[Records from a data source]

══════════════════════════════

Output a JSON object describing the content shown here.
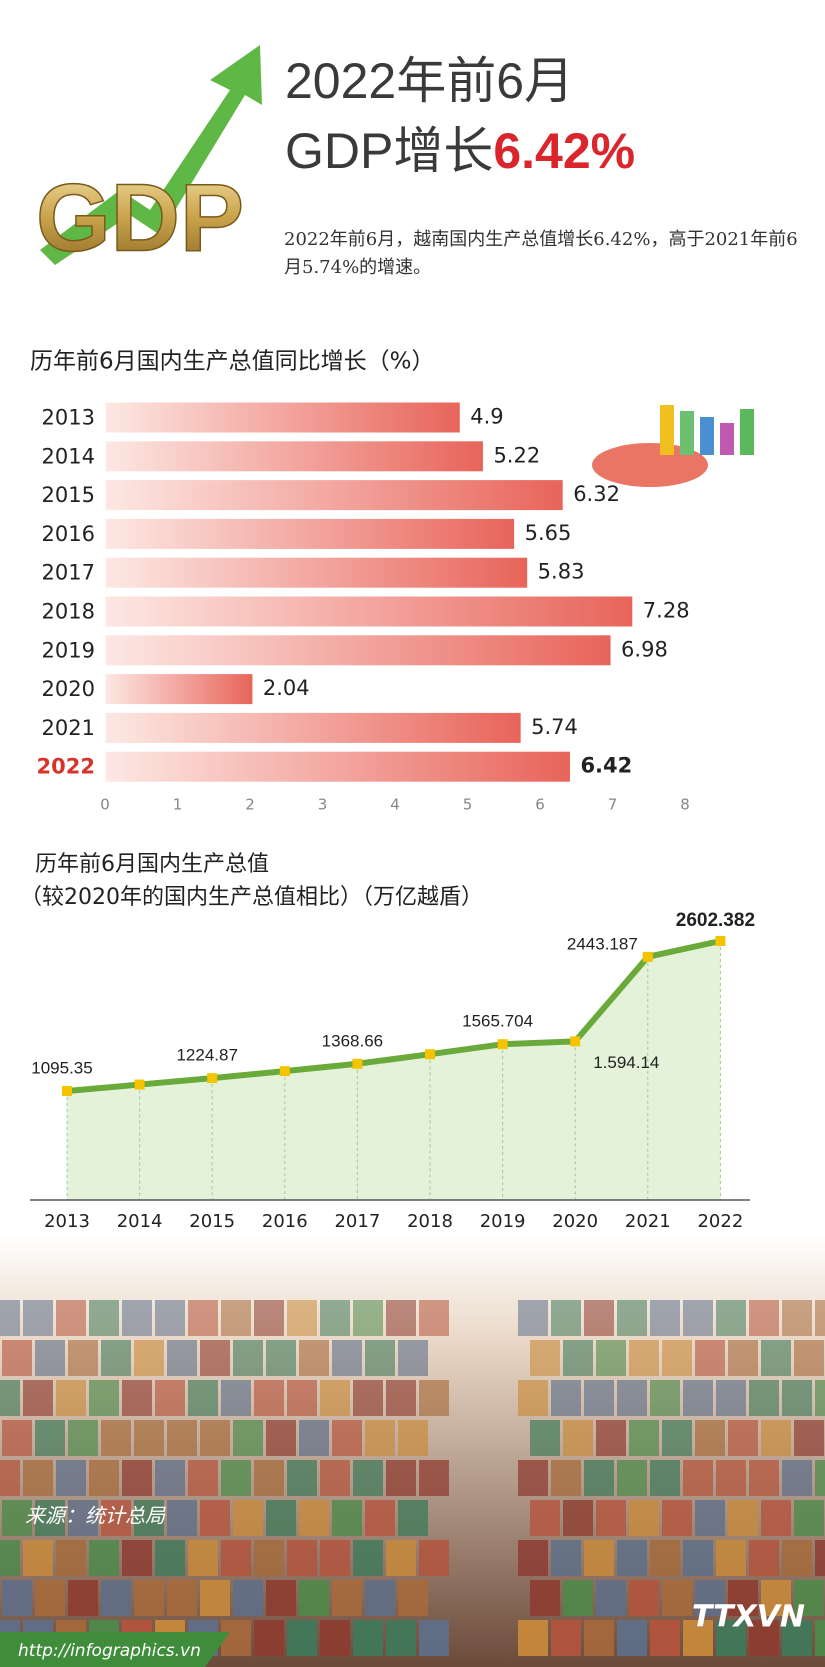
{
  "header": {
    "logo_text": "GDP",
    "title_line1": "2022年前6月",
    "title_line2": "GDP增长",
    "title_highlight": "6.42%",
    "description": "2022年前6月，越南国内生产总值增长6.42%，高于2021年前6月5.74%的增速。"
  },
  "chart_data": [
    {
      "type": "bar",
      "orientation": "horizontal",
      "title": "历年前6月国内生产总值同比增长（%）",
      "categories": [
        "2013",
        "2014",
        "2015",
        "2016",
        "2017",
        "2018",
        "2019",
        "2020",
        "2021",
        "2022"
      ],
      "values": [
        4.9,
        5.22,
        6.32,
        5.65,
        5.83,
        7.28,
        6.98,
        2.04,
        5.74,
        6.42
      ],
      "color": "#e8645a",
      "highlight_category": "2022",
      "highlight_color": "#d9342b",
      "xlim": [
        0,
        8
      ],
      "xticks": [
        0,
        1,
        2,
        3,
        4,
        5,
        6,
        7,
        8
      ]
    },
    {
      "type": "line",
      "title": "历年前6月国内生产总值",
      "subtitle": "（较2020年的国内生产总值相比）（万亿越盾）",
      "categories": [
        "2013",
        "2014",
        "2015",
        "2016",
        "2017",
        "2018",
        "2019",
        "2020",
        "2021",
        "2022"
      ],
      "values": [
        1095.35,
        1160,
        1224.87,
        1295,
        1368.66,
        1465,
        1565.704,
        1594.14,
        2443.187,
        2602.382
      ],
      "value_labels": [
        "1095.35",
        null,
        "1224.87",
        null,
        "1368.66",
        null,
        "1565.704",
        "1.594.14",
        "2443.187",
        "2602.382"
      ],
      "color": "#6aaa3a",
      "marker_color": "#f5c400",
      "fill_color": "#dcefd0",
      "highlight_category": "2022"
    }
  ],
  "footer": {
    "source": "来源：统计总局",
    "url": "http://infographics.vn",
    "agency": "TTXVN"
  }
}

══════════════════════════════

Give back each entry exactly as it appears, with no pictures.

Result for this exercise:
Output a JSON object describing the content shown here.
{
  "header": {
    "logo_text": "GDP",
    "title_line1": "2022年前6月",
    "title_line2": "GDP增长",
    "title_highlight": "6.42%",
    "description": "2022年前6月，越南国内生产总值增长6.42%，高于2021年前6月5.74%的增速。"
  },
  "chart_data": [
    {
      "type": "bar",
      "orientation": "horizontal",
      "title": "历年前6月国内生产总值同比增长（%）",
      "categories": [
        "2013",
        "2014",
        "2015",
        "2016",
        "2017",
        "2018",
        "2019",
        "2020",
        "2021",
        "2022"
      ],
      "values": [
        4.9,
        5.22,
        6.32,
        5.65,
        5.83,
        7.28,
        6.98,
        2.04,
        5.74,
        6.42
      ],
      "color": "#e8645a",
      "highlight_category": "2022",
      "highlight_color": "#d9342b",
      "xlim": [
        0,
        8
      ],
      "xticks": [
        0,
        1,
        2,
        3,
        4,
        5,
        6,
        7,
        8
      ]
    },
    {
      "type": "line",
      "title": "历年前6月国内生产总值",
      "subtitle": "（较2020年的国内生产总值相比）（万亿越盾）",
      "categories": [
        "2013",
        "2014",
        "2015",
        "2016",
        "2017",
        "2018",
        "2019",
        "2020",
        "2021",
        "2022"
      ],
      "values": [
        1095.35,
        1160,
        1224.87,
        1295,
        1368.66,
        1465,
        1565.704,
        1594.14,
        2443.187,
        2602.382
      ],
      "value_labels": [
        "1095.35",
        null,
        "1224.87",
        null,
        "1368.66",
        null,
        "1565.704",
        "1.594.14",
        "2443.187",
        "2602.382"
      ],
      "color": "#6aaa3a",
      "marker_color": "#f5c400",
      "fill_color": "#dcefd0",
      "highlight_category": "2022"
    }
  ],
  "footer": {
    "source": "来源：统计总局",
    "url": "http://infographics.vn",
    "agency": "TTXVN"
  }
}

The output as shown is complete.